__Your objective__.
Reproduce the records below exactly, leaving out any pictures.

__Exercise inputs__.
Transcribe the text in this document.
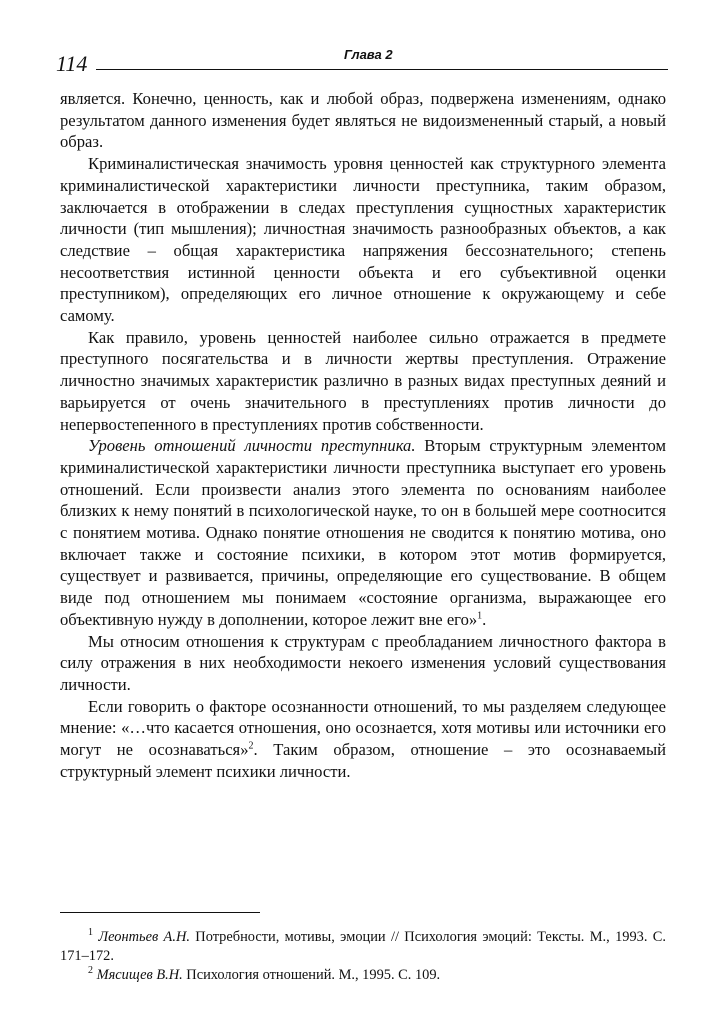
114	Глава 2

является. Конечно, ценность, как и любой образ, подвержена изменениям, однако результатом данного изменения будет являться не видоизмененный старый, а новый образ.

Криминалистическая значимость уровня ценностей как структурного элемента криминалистической характеристики личности преступника, таким образом, заключается в отображении в следах преступления сущностных характеристик личности (тип мышления); личностная значимость разнообразных объектов, а как следствие – общая характеристика напряжения бессознательного; степень несоответствия истинной ценности объекта и его субъективной оценки преступником), определяющих его личное отношение к окружающему и себе самому.

Как правило, уровень ценностей наиболее сильно отражается в предмете преступного посягательства и в личности жертвы преступления. Отражение личностно значимых характеристик различно в разных видах преступных деяний и варьируется от очень значительного в преступлениях против личности до непервостепенного в преступлениях против собственности.

Уровень отношений личности преступника. Вторым структурным элементом криминалистической характеристики личности преступника выступает его уровень отношений. Если произвести анализ этого элемента по основаниям наиболее близких к нему понятий в психологической науке, то он в большей мере соотносится с понятием мотива. Однако понятие отношения не сводится к понятию мотива, оно включает также и состояние психики, в котором этот мотив формируется, существует и развивается, причины, определяющие его существование. В общем виде под отношением мы понимаем «состояние организма, выражающее его объективную нужду в дополнении, которое лежит вне его»$^1$.

Мы относим отношения к структурам с преобладанием личностного фактора в силу отражения в них необходимости некоего изменения условий существования личности.

Если говорить о факторе осознанности отношений, то мы разделяем следующее мнение: «…что касается отношения, оно осознается, хотя мотивы или источники его могут не осознаваться»$^2$. Таким образом, отношение – это осознаваемый структурный элемент психики личности.

$^1$ Леонтьев А.Н. Потребности, мотивы, эмоции // Психология эмоций: Тексты. М., 1993. С. 171–172.

$^2$ Мясищев В.Н. Психология отношений. М., 1995. С. 109.
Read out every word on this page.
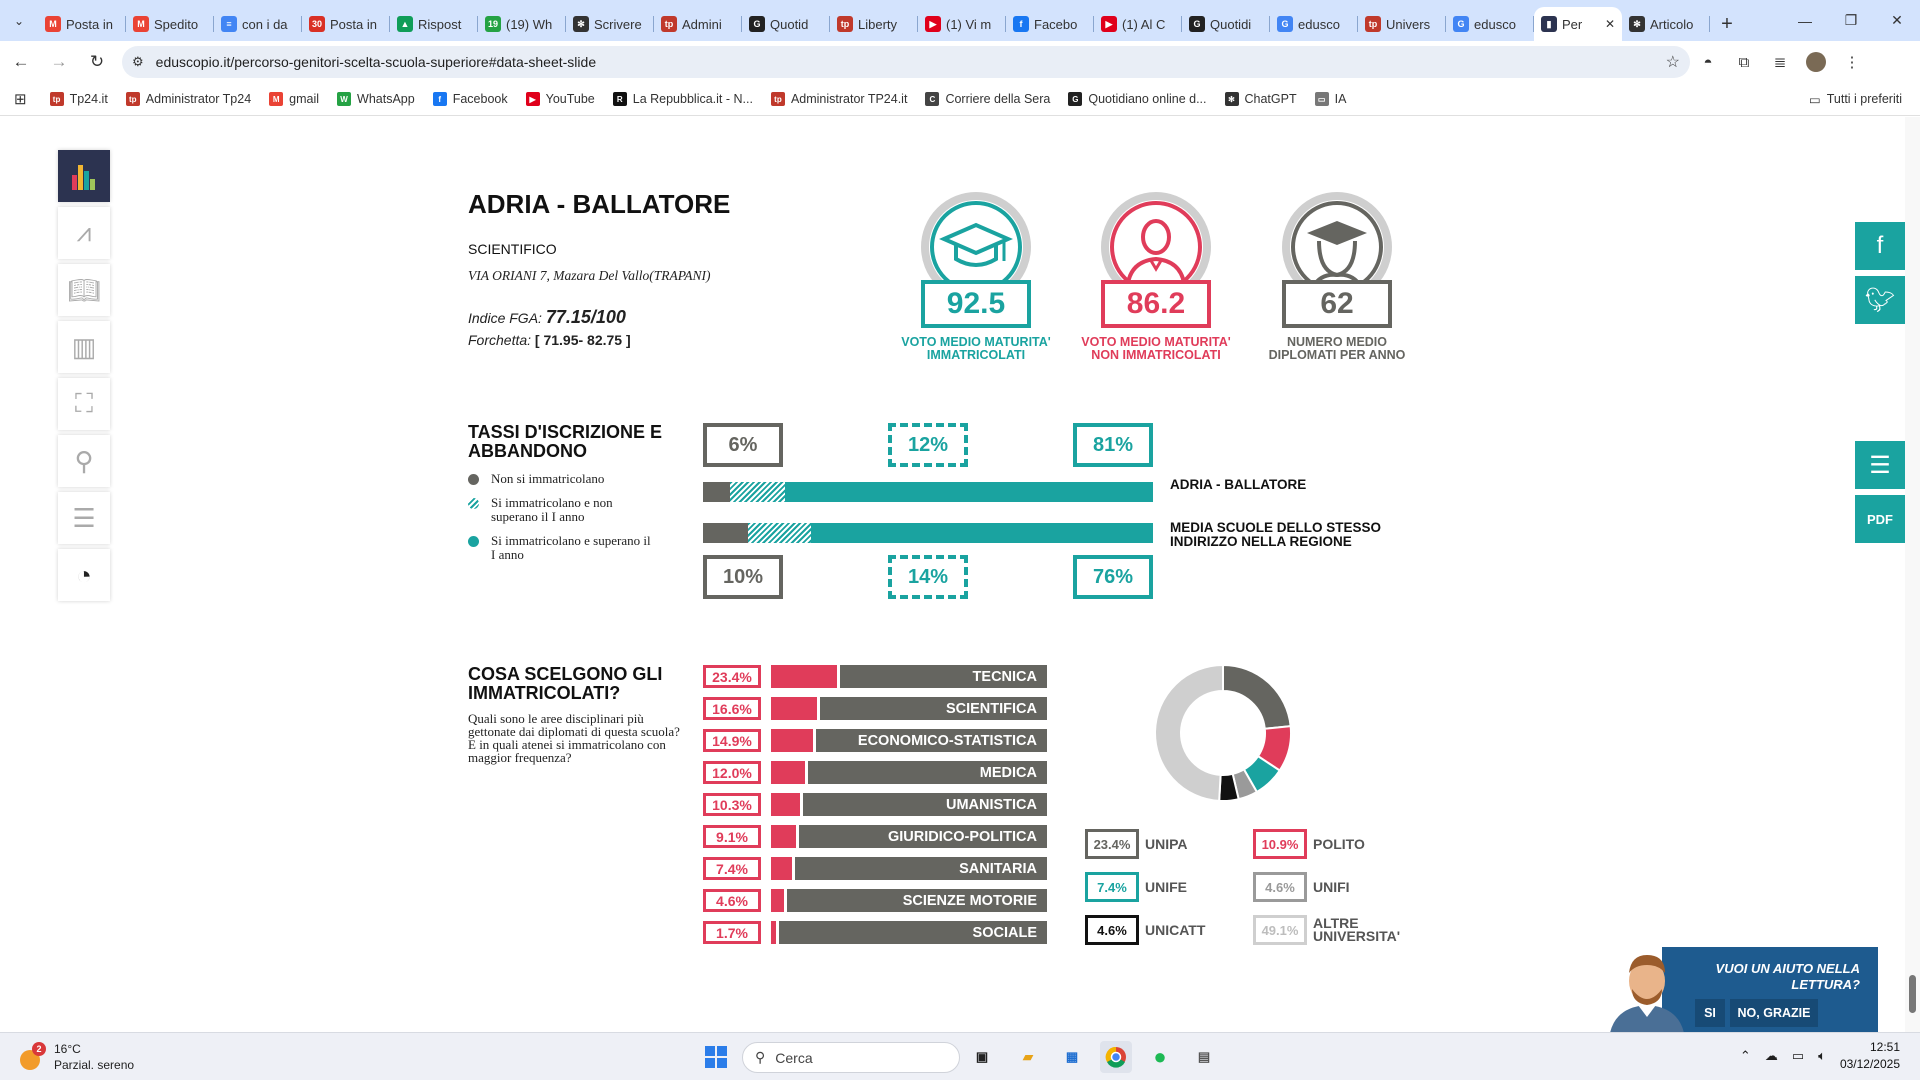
⌄	M Posta in	M Spedito	≡ con i da	30 Posta in	▲ Rispost	19 (19) Wh	✻ Scrivere	tp Admini	G Quotid	tp Liberty	▶ (1) Vi m	f Facebo	▶ (1) Al C	G Quotidi	G edusco	tp Univers	G edusco	▮ Per	✕	✻ Articolo	+	—	❐	✕
←	→	↻	⚙ eduscopio.it/percorso-genitori-scelta-scuola-superiore#data-sheet-slide	☆	◓	⧉	≣	⋮
⊞	tp Tp24.it	tp Administrator Tp24	M gmail	W WhatsApp	f Facebook	▶ YouTube	R La Repubblica.it - N...	tp Administrator TP24.it	C Corriere della Sera	G Quotidiano online d...	✻ ChatGPT	▭ IA	▭ Tutti i preferiti
⩘
📖︎
▥
⛶
⚲
☰
◔
ADRIA - BALLATORE
SCIENTIFICO
VIA ORIANI 7, Mazara Del Vallo(TRAPANI)
Indice FGA: 77.15/100
Forchetta: [ 71.95- 82.75 ]
92.5
VOTO MEDIO MATURITA' IMMATRICOLATI
86.2
VOTO MEDIO MATURITA' NON IMMATRICOLATI
62
NUMERO MEDIO DIPLOMATI PER ANNO
TASSI D'ISCRIZIONE E ABBANDONO
Non si immatricolano
Si immatricolano e non superano il I anno
Si immatricolano e superano il I anno
6%	12%	81%
ADRIA - BALLATORE
MEDIA SCUOLE DELLO STESSO INDIRIZZO NELLA REGIONE
10%	14%	76%
COSA SCELGONO GLI IMMATRICOLATI?
Quali sono le aree disciplinari più gettonate dai diplomati di questa scuola?
E in quali atenei si immatricolano con maggior frequenza?
23.4%	TECNICA
16.6%	SCIENTIFICA
14.9%	ECONOMICO-STATISTICA
12.0%	MEDICA
10.3%	UMANISTICA
9.1%	GIURIDICO-POLITICA
7.4%	SANITARIA
4.6%	SCIENZE MOTORIE
1.7%	SOCIALE
23.4%	UNIPA	10.9%	POLITO
7.4%	UNIFE	4.6%	UNIFI
4.6%	UNICATT	49.1%	ALTRE UNIVERSITA'
f
🐦︎
☰
PDF
VUOI UN AIUTO NELLA LETTURA?
SI	NO, GRAZIE
2	16°C
Parzial. sereno	⚲ Cerca	▣	▰	▦	●	▤	⌃ ☁ ▭ 🔈︎
12:51
03/12/2025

__Task result__.
Transcribe the text in this document.
114	Глава 2

является. Конечно, ценность, как и любой образ, подвержена изменениям, однако результатом данного изменения будет являться не видоизмененный старый, а новый образ.

Криминалистическая значимость уровня ценностей как структурного элемента криминалистической характеристики личности преступника, таким образом, заключается в отображении в следах преступления сущностных характеристик личности (тип мышления); личностная значимость разнообразных объектов, а как следствие – общая характеристика напряжения бессознательного; степень несоответствия истинной ценности объекта и его субъективной оценки преступником), определяющих его личное отношение к окружающему и себе самому.

Как правило, уровень ценностей наиболее сильно отражается в предмете преступного посягательства и в личности жертвы преступления. Отражение личностно значимых характеристик различно в разных видах преступных деяний и варьируется от очень значительного в преступлениях против личности до непервостепенного в преступлениях против собственности.

Уровень отношений личности преступника. Вторым структурным элементом криминалистической характеристики личности преступника выступает его уровень отношений. Если произвести анализ этого элемента по основаниям наиболее близких к нему понятий в психологической науке, то он в большей мере соотносится с понятием мотива. Однако понятие отношения не сводится к понятию мотива, оно включает также и состояние психики, в котором этот мотив формируется, существует и развивается, причины, определяющие его существование. В общем виде под отношением мы понимаем «состояние организма, выражающее его объективную нужду в дополнении, которое лежит вне его»$^1$.

Мы относим отношения к структурам с преобладанием личностного фактора в силу отражения в них необходимости некоего изменения условий существования личности.

Если говорить о факторе осознанности отношений, то мы разделяем следующее мнение: «…что касается отношения, оно осознается, хотя мотивы или источники его могут не осознаваться»$^2$. Таким образом, отношение – это осознаваемый структурный элемент психики личности.

$^1$ Леонтьев А.Н. Потребности, мотивы, эмоции // Психология эмоций: Тексты. М., 1993. С. 171–172.

$^2$ Мясищев В.Н. Психология отношений. М., 1995. С. 109.
Read out every word on this page.
⌄	M Posta in	M Spedito	≡ con i da	30 Posta in	▲ Rispost	19 (19) Wh	✻ Scrivere	tp Admini	G Quotid	tp Liberty	▶ (1) Vi m	f Facebo	▶ (1) Al C	G Quotidi	G edusco	tp Univers	G edusco	▮ Per	✕	✻ Articolo	+	—	❐	✕
←	→	↻	⚙ eduscopio.it/percorso-genitori-scelta-scuola-superiore#data-sheet-slide	☆	◓	⧉	≣	⋮
⊞	tp Tp24.it	tp Administrator Tp24	M gmail	W WhatsApp	f Facebook	▶ YouTube	R La Repubblica.it - N...	tp Administrator TP24.it	C Corriere della Sera	G Quotidiano online d...	✻ ChatGPT	▭ IA	▭ Tutti i preferiti
⩘
📖︎
▥
⛶
⚲
☰
◔
ADRIA - BALLATORE
SCIENTIFICO
VIA ORIANI 7, Mazara Del Vallo(TRAPANI)
Indice FGA: 77.15/100
Forchetta: [ 71.95- 82.75 ]
92.5
VOTO MEDIO MATURITA' IMMATRICOLATI
86.2
VOTO MEDIO MATURITA' NON IMMATRICOLATI
62
NUMERO MEDIO DIPLOMATI PER ANNO
TASSI D'ISCRIZIONE E ABBANDONO
Non si immatricolano
Si immatricolano e non superano il I anno
Si immatricolano e superano il I anno
6%	12%	81%
ADRIA - BALLATORE
MEDIA SCUOLE DELLO STESSO INDIRIZZO NELLA REGIONE
10%	14%	76%
COSA SCELGONO GLI IMMATRICOLATI?
Quali sono le aree disciplinari più gettonate dai diplomati di questa scuola?
E in quali atenei si immatricolano con maggior frequenza?
23.4%	TECNICA
16.6%	SCIENTIFICA
14.9%	ECONOMICO-STATISTICA
12.0%	MEDICA
10.3%	UMANISTICA
9.1%	GIURIDICO-POLITICA
7.4%	SANITARIA
4.6%	SCIENZE MOTORIE
1.7%	SOCIALE
23.4%	UNIPA	10.9%	POLITO
7.4%	UNIFE	4.6%	UNIFI
4.6%	UNICATT	49.1%	ALTRE UNIVERSITA'
f
🐦︎
☰
PDF
VUOI UN AIUTO NELLA LETTURA?
SI	NO, GRAZIE
2	16°C
Parzial. sereno	⚲ Cerca	▣	▰	▦	●	▤	⌃ ☁ ▭ 🔈︎
12:51
03/12/2025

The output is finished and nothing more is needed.